> [What you are asked to do] Transcribe the entries below exactly; leave every image out.

> [The input]
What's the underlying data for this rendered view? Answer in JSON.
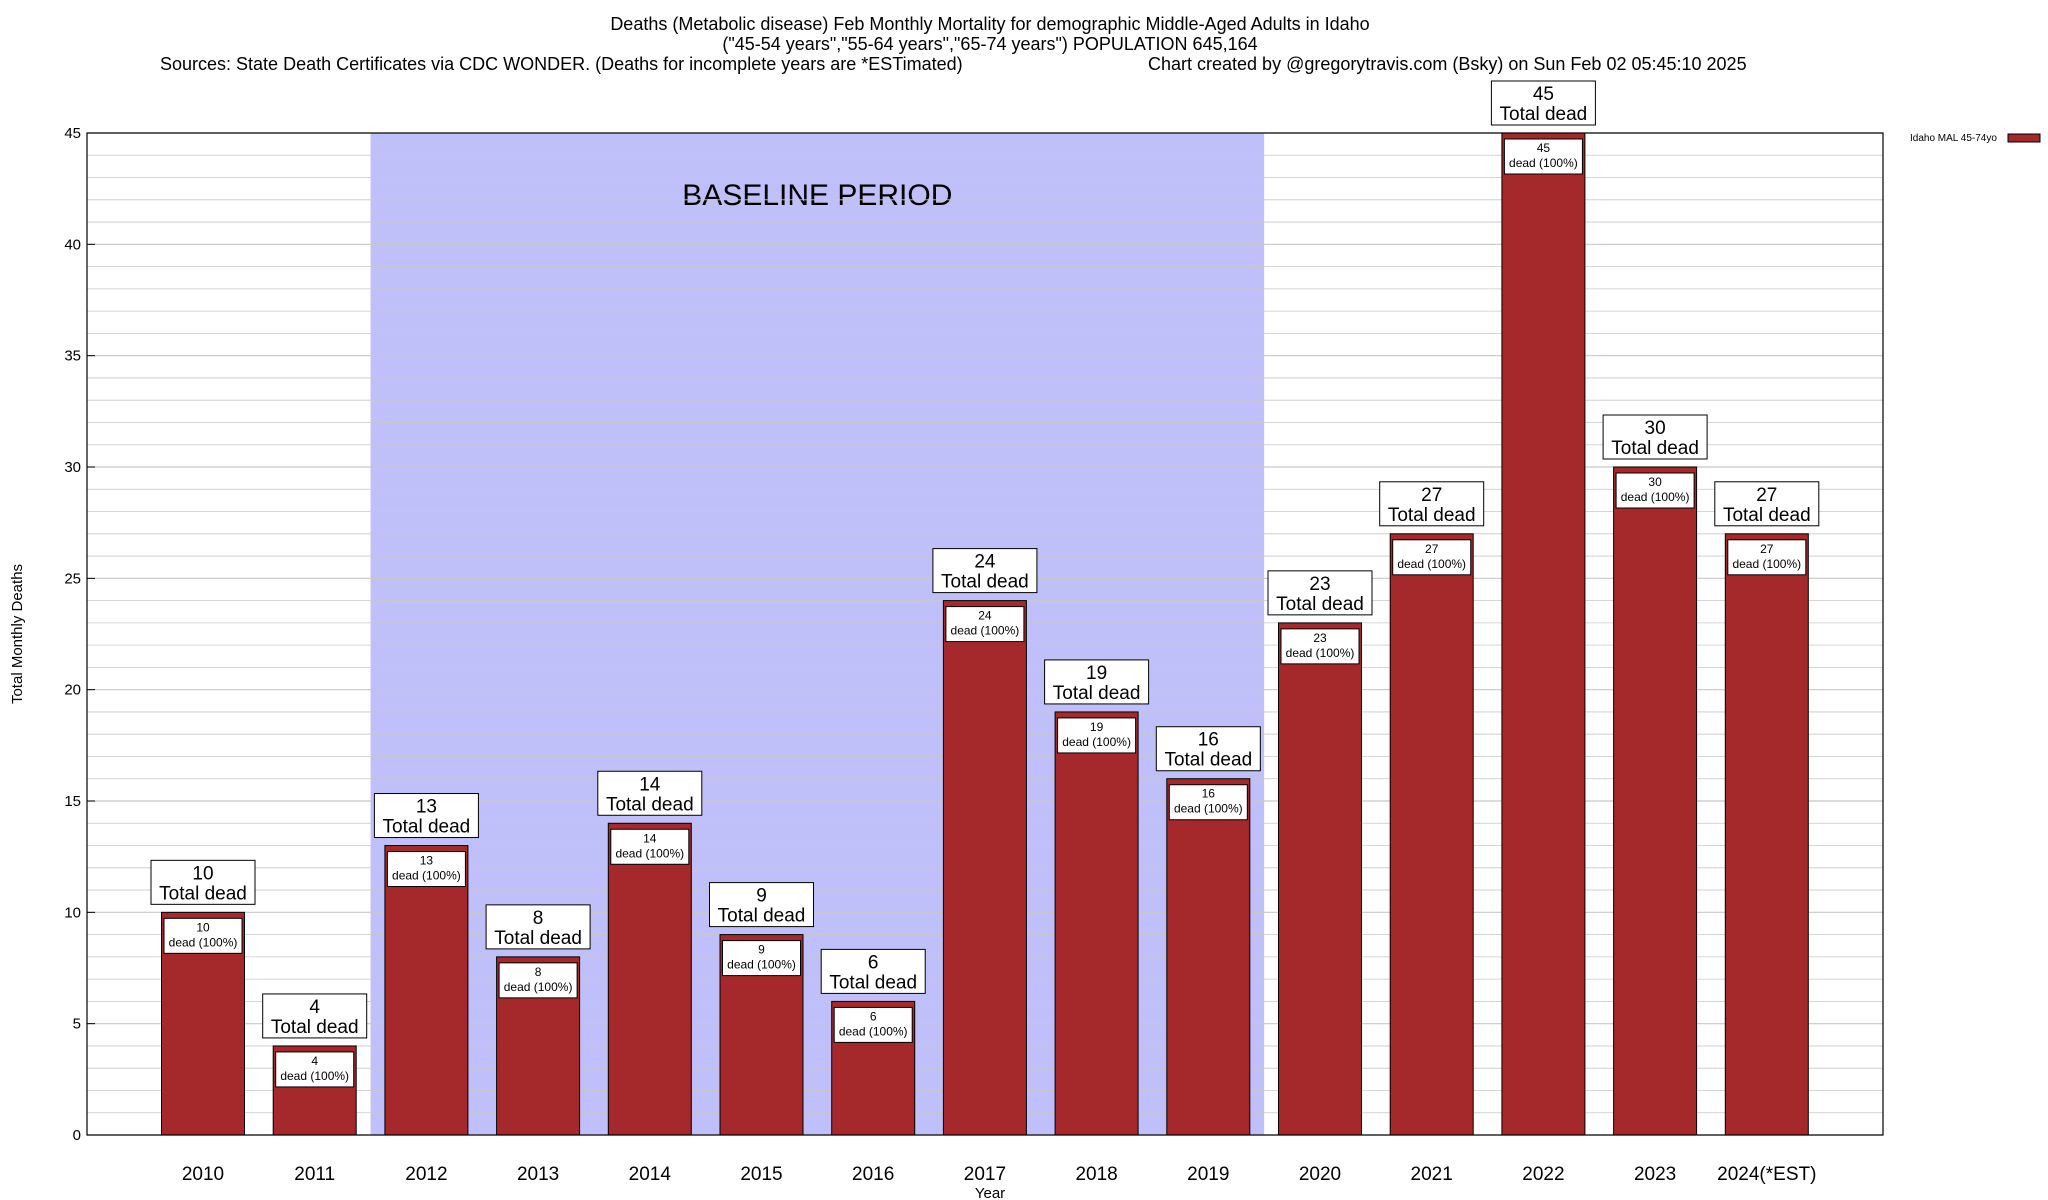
{
  "title": {
    "line1": "Deaths (Metabolic disease) Feb Monthly Mortality for demographic Middle-Aged Adults in Idaho",
    "line2": "(\"45-54 years\",\"55-64 years\",\"65-74 years\") POPULATION 645,164",
    "sources": "Sources: State Death Certificates via CDC WONDER. (Deaths for incomplete years are *ESTimated)",
    "credit": "Chart created by @gregorytravis.com (Bsky) on Sun Feb 02 05:45:10 2025"
  },
  "chart_data": {
    "type": "bar",
    "xlabel": "Year",
    "ylabel": "Total Monthly Deaths",
    "ylim": [
      0,
      45
    ],
    "yticks": [
      0,
      5,
      10,
      15,
      20,
      25,
      30,
      35,
      40,
      45
    ],
    "grid": true,
    "legend": {
      "placement": "top-right",
      "label": "Idaho MAL 45-74yo"
    },
    "baseline_annotation": {
      "text": "BASELINE PERIOD",
      "from": "2012",
      "to": "2019"
    },
    "categories": [
      "2010",
      "2011",
      "2012",
      "2013",
      "2014",
      "2015",
      "2016",
      "2017",
      "2018",
      "2019",
      "2020",
      "2021",
      "2022",
      "2023",
      "2024(*EST)"
    ],
    "series": [
      {
        "name": "Idaho MAL 45-74yo",
        "values": [
          10,
          4,
          13,
          8,
          14,
          9,
          6,
          24,
          19,
          16,
          23,
          27,
          45,
          30,
          27
        ]
      }
    ],
    "top_label_suffix": "Total dead",
    "inner_label_suffix": "dead (100%)"
  },
  "colors": {
    "bar": "#a5282a",
    "baseline_band": "#bfbffa",
    "grid": "#c8c8c8",
    "axis": "#000000"
  }
}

> [Task response]
What's the underlying data for this rendered view? Answer in JSON.
{
  "title": {
    "line1": "Deaths (Metabolic disease) Feb Monthly Mortality for demographic Middle-Aged Adults in Idaho",
    "line2": "(\"45-54 years\",\"55-64 years\",\"65-74 years\") POPULATION 645,164",
    "sources": "Sources: State Death Certificates via CDC WONDER. (Deaths for incomplete years are *ESTimated)",
    "credit": "Chart created by @gregorytravis.com (Bsky) on Sun Feb 02 05:45:10 2025"
  },
  "chart_data": {
    "type": "bar",
    "xlabel": "Year",
    "ylabel": "Total Monthly Deaths",
    "ylim": [
      0,
      45
    ],
    "yticks": [
      0,
      5,
      10,
      15,
      20,
      25,
      30,
      35,
      40,
      45
    ],
    "grid": true,
    "legend": {
      "placement": "top-right",
      "label": "Idaho MAL 45-74yo"
    },
    "baseline_annotation": {
      "text": "BASELINE PERIOD",
      "from": "2012",
      "to": "2019"
    },
    "categories": [
      "2010",
      "2011",
      "2012",
      "2013",
      "2014",
      "2015",
      "2016",
      "2017",
      "2018",
      "2019",
      "2020",
      "2021",
      "2022",
      "2023",
      "2024(*EST)"
    ],
    "series": [
      {
        "name": "Idaho MAL 45-74yo",
        "values": [
          10,
          4,
          13,
          8,
          14,
          9,
          6,
          24,
          19,
          16,
          23,
          27,
          45,
          30,
          27
        ]
      }
    ],
    "top_label_suffix": "Total dead",
    "inner_label_suffix": "dead (100%)"
  },
  "colors": {
    "bar": "#a5282a",
    "baseline_band": "#bfbffa",
    "grid": "#c8c8c8",
    "axis": "#000000"
  }
}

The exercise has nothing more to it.